* What you will do:
Using the listing below, extract each line that has the word "拥堵时间分布" in it.

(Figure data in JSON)
• • •

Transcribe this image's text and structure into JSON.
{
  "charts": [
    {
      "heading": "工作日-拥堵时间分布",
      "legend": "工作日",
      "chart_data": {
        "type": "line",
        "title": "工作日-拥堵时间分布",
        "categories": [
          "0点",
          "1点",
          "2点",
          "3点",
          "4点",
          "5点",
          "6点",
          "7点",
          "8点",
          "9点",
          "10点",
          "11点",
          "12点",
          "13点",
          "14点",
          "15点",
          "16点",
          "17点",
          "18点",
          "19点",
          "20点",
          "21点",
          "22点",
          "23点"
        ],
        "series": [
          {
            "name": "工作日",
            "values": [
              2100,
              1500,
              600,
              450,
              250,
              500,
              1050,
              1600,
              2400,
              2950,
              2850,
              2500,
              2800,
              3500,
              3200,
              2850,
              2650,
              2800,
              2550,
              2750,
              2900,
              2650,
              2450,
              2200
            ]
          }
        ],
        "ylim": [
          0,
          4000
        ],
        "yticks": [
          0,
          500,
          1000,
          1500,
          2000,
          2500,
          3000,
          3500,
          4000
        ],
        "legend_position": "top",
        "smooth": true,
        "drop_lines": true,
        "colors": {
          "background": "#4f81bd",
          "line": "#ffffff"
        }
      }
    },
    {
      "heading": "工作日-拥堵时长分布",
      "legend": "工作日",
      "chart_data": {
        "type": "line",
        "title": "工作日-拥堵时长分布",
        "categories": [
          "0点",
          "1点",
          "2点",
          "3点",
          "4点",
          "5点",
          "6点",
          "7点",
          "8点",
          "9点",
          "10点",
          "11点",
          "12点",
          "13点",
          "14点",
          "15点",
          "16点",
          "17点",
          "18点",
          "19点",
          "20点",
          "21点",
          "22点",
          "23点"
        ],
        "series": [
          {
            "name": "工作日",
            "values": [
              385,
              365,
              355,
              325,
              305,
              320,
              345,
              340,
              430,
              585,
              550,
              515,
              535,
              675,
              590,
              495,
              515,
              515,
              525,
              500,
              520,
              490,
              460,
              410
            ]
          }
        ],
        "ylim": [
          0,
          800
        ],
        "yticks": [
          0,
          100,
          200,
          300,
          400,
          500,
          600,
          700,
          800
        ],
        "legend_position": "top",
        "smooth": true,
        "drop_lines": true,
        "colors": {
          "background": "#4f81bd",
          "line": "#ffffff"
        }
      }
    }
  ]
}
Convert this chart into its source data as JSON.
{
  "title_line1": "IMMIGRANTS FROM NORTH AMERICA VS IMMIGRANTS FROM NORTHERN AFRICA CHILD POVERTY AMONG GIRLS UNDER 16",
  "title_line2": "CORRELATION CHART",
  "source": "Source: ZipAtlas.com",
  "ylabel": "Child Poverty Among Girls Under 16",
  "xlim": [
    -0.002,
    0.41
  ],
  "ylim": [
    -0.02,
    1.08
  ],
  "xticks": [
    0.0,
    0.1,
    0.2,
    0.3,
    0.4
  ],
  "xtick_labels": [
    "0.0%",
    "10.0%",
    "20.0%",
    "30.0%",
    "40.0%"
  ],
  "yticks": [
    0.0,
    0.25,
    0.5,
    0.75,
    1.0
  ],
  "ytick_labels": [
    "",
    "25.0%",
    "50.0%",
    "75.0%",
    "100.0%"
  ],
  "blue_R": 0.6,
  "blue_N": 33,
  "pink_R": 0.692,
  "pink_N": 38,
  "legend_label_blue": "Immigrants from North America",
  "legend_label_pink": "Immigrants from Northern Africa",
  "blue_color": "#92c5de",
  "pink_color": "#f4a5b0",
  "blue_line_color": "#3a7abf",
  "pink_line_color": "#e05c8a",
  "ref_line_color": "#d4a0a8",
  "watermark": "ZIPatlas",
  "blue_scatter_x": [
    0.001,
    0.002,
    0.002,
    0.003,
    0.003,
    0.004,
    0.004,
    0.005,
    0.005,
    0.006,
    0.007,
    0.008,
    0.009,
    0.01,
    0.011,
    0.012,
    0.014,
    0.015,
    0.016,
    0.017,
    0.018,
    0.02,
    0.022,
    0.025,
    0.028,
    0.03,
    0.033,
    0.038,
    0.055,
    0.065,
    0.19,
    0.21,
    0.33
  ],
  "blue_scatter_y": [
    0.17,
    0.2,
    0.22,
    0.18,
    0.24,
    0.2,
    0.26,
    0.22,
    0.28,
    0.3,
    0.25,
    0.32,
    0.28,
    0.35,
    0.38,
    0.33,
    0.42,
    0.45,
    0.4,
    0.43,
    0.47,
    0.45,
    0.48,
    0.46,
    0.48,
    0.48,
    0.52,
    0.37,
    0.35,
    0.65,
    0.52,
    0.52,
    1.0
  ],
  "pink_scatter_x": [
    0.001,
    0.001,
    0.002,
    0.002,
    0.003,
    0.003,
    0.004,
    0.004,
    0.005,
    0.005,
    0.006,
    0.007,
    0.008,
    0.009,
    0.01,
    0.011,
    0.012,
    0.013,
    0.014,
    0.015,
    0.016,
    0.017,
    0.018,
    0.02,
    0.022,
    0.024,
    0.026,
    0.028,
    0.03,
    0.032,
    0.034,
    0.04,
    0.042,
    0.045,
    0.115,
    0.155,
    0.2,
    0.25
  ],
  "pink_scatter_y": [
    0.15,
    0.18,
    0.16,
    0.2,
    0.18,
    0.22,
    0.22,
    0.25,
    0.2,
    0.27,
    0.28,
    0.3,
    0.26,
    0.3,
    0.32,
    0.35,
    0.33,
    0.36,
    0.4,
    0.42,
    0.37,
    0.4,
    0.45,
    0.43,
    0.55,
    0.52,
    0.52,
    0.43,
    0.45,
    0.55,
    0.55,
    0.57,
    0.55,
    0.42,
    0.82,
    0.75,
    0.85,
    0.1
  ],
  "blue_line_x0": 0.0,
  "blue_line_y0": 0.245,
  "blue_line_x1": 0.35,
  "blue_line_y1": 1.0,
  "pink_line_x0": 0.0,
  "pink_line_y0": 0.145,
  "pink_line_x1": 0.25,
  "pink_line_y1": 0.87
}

• • •

* Answer to this exercise:
      "heading": "工作日-拥堵时间分布",
        "title": "工作日-拥堵时间分布",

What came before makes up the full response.